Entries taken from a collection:

☆ ☆ ☆ ☆ ☆

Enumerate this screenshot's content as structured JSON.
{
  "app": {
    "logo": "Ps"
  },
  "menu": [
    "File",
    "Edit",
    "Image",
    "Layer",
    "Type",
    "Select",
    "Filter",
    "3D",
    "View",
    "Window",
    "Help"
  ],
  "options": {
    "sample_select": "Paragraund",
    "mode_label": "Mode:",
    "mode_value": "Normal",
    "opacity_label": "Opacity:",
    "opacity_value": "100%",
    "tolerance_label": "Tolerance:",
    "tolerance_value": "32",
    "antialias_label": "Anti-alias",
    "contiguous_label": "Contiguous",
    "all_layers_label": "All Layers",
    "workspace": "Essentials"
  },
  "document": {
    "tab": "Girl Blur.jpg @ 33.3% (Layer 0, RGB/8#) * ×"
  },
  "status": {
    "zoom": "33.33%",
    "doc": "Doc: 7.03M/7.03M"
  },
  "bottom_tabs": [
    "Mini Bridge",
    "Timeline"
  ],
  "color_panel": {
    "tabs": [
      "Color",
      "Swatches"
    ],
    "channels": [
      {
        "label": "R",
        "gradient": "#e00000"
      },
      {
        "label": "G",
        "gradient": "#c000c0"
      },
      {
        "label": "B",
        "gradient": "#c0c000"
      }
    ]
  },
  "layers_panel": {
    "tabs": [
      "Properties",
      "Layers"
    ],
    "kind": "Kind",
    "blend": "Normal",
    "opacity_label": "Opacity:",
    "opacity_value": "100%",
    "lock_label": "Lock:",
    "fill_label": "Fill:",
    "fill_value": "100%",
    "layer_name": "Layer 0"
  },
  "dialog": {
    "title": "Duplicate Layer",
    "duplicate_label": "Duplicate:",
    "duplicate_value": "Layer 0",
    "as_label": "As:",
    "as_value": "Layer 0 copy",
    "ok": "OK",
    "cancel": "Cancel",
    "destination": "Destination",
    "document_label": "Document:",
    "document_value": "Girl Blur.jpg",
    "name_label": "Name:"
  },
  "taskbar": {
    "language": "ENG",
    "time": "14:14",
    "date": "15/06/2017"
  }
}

☆ ☆ ☆ ☆ ☆

* Instruction *
Extract the listing in its entirety, matching it exactly.

* Answer for the task *
Enumerate this screenshot's content as structured JSON.
{
  "app": {
    "logo": "Ps"
  },
  "menu": [
    "File",
    "Edit",
    "Image",
    "Layer",
    "Type",
    "Select",
    "Filter",
    "3D",
    "View",
    "Window",
    "Help"
  ],
  "options": {
    "sample_select": "Paragraund",
    "mode_label": "Mode:",
    "mode_value": "Normal",
    "opacity_label": "Opacity:",
    "opacity_value": "100%",
    "tolerance_label": "Tolerance:",
    "tolerance_value": "32",
    "antialias_label": "Anti-alias",
    "contiguous_label": "Contiguous",
    "all_layers_label": "All Layers",
    "workspace": "Essentials"
  },
  "document": {
    "tab": "Girl Blur.jpg @ 33.3% (Layer 0, RGB/8#) * ×"
  },
  "status": {
    "zoom": "33.33%",
    "doc": "Doc: 7.03M/7.03M"
  },
  "bottom_tabs": [
    "Mini Bridge",
    "Timeline"
  ],
  "color_panel": {
    "tabs": [
      "Color",
      "Swatches"
    ],
    "channels": [
      {
        "label": "R",
        "gradient": "#e00000"
      },
      {
        "label": "G",
        "gradient": "#c000c0"
      },
      {
        "label": "B",
        "gradient": "#c0c000"
      }
    ]
  },
  "layers_panel": {
    "tabs": [
      "Properties",
      "Layers"
    ],
    "kind": "Kind",
    "blend": "Normal",
    "opacity_label": "Opacity:",
    "opacity_value": "100%",
    "lock_label": "Lock:",
    "fill_label": "Fill:",
    "fill_value": "100%",
    "layer_name": "Layer 0"
  },
  "dialog": {
    "title": "Duplicate Layer",
    "duplicate_label": "Duplicate:",
    "duplicate_value": "Layer 0",
    "as_label": "As:",
    "as_value": "Layer 0 copy",
    "ok": "OK",
    "cancel": "Cancel",
    "destination": "Destination",
    "document_label": "Document:",
    "document_value": "Girl Blur.jpg",
    "name_label": "Name:"
  },
  "taskbar": {
    "language": "ENG",
    "time": "14:14",
    "date": "15/06/2017"
  }
}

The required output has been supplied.